» **EXERCISE DESCRIPTION**:
Output each line of the item position entries below word for word, with no changes.

Item position entries
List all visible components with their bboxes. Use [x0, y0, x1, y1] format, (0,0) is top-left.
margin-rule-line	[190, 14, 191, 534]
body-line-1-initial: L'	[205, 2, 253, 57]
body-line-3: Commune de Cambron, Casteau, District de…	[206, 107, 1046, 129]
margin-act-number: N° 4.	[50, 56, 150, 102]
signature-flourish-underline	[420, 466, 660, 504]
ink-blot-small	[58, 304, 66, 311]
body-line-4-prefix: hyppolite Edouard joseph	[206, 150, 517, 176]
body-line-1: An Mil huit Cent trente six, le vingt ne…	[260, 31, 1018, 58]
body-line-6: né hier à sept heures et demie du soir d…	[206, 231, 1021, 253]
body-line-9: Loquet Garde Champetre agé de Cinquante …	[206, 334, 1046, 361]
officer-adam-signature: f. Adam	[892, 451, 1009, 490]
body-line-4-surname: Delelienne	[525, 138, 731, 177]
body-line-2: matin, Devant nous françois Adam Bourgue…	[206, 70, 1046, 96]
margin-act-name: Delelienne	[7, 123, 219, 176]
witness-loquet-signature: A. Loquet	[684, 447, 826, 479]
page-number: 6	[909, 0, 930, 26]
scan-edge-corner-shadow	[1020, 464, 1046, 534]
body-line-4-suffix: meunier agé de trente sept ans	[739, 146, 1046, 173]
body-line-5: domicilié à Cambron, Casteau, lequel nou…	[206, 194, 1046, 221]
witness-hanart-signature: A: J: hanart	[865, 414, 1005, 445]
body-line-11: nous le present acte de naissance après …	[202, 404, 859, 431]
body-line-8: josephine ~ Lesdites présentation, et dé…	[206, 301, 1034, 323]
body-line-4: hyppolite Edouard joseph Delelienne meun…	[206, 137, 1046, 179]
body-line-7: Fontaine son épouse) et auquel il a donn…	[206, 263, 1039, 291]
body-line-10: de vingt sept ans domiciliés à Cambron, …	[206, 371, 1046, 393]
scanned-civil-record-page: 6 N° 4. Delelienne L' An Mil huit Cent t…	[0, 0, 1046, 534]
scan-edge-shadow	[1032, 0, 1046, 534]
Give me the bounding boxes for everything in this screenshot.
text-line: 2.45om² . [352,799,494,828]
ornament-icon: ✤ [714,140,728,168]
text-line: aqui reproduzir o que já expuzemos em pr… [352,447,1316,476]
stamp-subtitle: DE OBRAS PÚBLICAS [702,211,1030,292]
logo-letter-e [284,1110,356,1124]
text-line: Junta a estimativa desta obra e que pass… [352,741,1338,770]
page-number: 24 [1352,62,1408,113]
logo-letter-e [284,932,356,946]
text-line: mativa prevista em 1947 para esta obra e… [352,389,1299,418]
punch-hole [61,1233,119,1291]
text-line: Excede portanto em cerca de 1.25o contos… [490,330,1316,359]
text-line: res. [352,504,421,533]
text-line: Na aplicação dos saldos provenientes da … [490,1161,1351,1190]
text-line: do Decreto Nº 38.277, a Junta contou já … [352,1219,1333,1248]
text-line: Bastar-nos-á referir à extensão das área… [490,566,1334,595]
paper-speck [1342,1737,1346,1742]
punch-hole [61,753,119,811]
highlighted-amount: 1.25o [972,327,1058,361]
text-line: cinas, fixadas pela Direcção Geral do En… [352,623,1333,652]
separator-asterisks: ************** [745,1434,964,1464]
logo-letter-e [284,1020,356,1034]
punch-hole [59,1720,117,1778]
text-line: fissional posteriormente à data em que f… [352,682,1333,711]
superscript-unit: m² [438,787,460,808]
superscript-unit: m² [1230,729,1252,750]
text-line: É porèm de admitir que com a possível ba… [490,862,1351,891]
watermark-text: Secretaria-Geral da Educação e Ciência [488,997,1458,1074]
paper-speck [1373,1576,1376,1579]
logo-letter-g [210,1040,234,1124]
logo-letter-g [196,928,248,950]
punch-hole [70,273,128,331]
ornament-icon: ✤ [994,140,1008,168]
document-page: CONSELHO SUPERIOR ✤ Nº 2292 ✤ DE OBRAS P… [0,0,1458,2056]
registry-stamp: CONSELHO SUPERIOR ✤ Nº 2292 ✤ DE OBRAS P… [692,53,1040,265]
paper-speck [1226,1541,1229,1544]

» **COMPLETED TASK**:
List all visible components with their bboxes. Use [x0, y0, x1, y1] format, (0,0) is top-left.
margin-rule-line	[190, 14, 191, 534]
body-line-1-initial: L'	[205, 2, 253, 57]
body-line-3: Commune de Cambron, Casteau, District de…	[206, 107, 1046, 129]
margin-act-number: N° 4.	[50, 56, 150, 102]
signature-flourish-underline	[420, 466, 660, 504]
ink-blot-small	[58, 304, 66, 311]
body-line-4-prefix: hyppolite Edouard joseph	[206, 150, 517, 176]
body-line-1: An Mil huit Cent trente six, le vingt ne…	[260, 31, 1018, 58]
body-line-6: né hier à sept heures et demie du soir d…	[206, 231, 1021, 253]
body-line-9: Loquet Garde Champetre agé de Cinquante …	[206, 334, 1046, 361]
officer-adam-signature: f. Adam	[892, 451, 1009, 490]
body-line-4-surname: Delelienne	[525, 138, 731, 177]
body-line-2: matin, Devant nous françois Adam Bourgue…	[206, 70, 1046, 96]
margin-act-name: Delelienne	[7, 123, 219, 176]
witness-loquet-signature: A. Loquet	[684, 447, 826, 479]
page-number: 6	[909, 0, 930, 26]
scan-edge-corner-shadow	[1020, 464, 1046, 534]
body-line-4-suffix: meunier agé de trente sept ans	[739, 146, 1046, 173]
body-line-5: domicilié à Cambron, Casteau, lequel nou…	[206, 194, 1046, 221]
witness-hanart-signature: A: J: hanart	[865, 414, 1005, 445]
body-line-11: nous le present acte de naissance après …	[202, 404, 859, 431]
body-line-8: josephine ~ Lesdites présentation, et dé…	[206, 301, 1034, 323]
body-line-4: hyppolite Edouard joseph Delelienne meun…	[206, 137, 1046, 179]
body-line-7: Fontaine son épouse) et auquel il a donn…	[206, 263, 1039, 291]
body-line-10: de vingt sept ans domiciliés à Cambron, …	[206, 371, 1046, 393]
scanned-civil-record-page: 6 N° 4. Delelienne L' An Mil huit Cent t…	[0, 0, 1046, 534]
scan-edge-shadow	[1032, 0, 1046, 534]
Give me the bounding boxes for everything in this screenshot.
text-line: 2.45om² . [352,799,494,828]
ornament-icon: ✤ [714,140,728,168]
text-line: aqui reproduzir o que já expuzemos em pr… [352,447,1316,476]
stamp-subtitle: DE OBRAS PÚBLICAS [702,211,1030,292]
logo-letter-e [284,1110,356,1124]
text-line: Junta a estimativa desta obra e que pass… [352,741,1338,770]
page-number: 24 [1352,62,1408,113]
logo-letter-e [284,932,356,946]
text-line: mativa prevista em 1947 para esta obra e… [352,389,1299,418]
punch-hole [61,1233,119,1291]
text-line: Excede portanto em cerca de 1.25o contos… [490,330,1316,359]
text-line: res. [352,504,421,533]
text-line: Na aplicação dos saldos provenientes da … [490,1161,1351,1190]
text-line: do Decreto Nº 38.277, a Junta contou já … [352,1219,1333,1248]
text-line: Bastar-nos-á referir à extensão das área… [490,566,1334,595]
paper-speck [1342,1737,1346,1742]
punch-hole [61,753,119,811]
highlighted-amount: 1.25o [972,327,1058,361]
text-line: cinas, fixadas pela Direcção Geral do En… [352,623,1333,652]
separator-asterisks: ************** [745,1434,964,1464]
logo-letter-e [284,1020,356,1034]
punch-hole [59,1720,117,1778]
text-line: fissional posteriormente à data em que f… [352,682,1333,711]
superscript-unit: m² [438,787,460,808]
superscript-unit: m² [1230,729,1252,750]
text-line: É porèm de admitir que com a possível ba… [490,862,1351,891]
watermark-text: Secretaria-Geral da Educação e Ciência [488,997,1458,1074]
paper-speck [1373,1576,1376,1579]
logo-letter-g [210,1040,234,1124]
logo-letter-g [196,928,248,950]
punch-hole [70,273,128,331]
ornament-icon: ✤ [994,140,1008,168]
document-page: CONSELHO SUPERIOR ✤ Nº 2292 ✤ DE OBRAS P… [0,0,1458,2056]
registry-stamp: CONSELHO SUPERIOR ✤ Nº 2292 ✤ DE OBRAS P… [692,53,1040,265]
paper-speck [1226,1541,1229,1544]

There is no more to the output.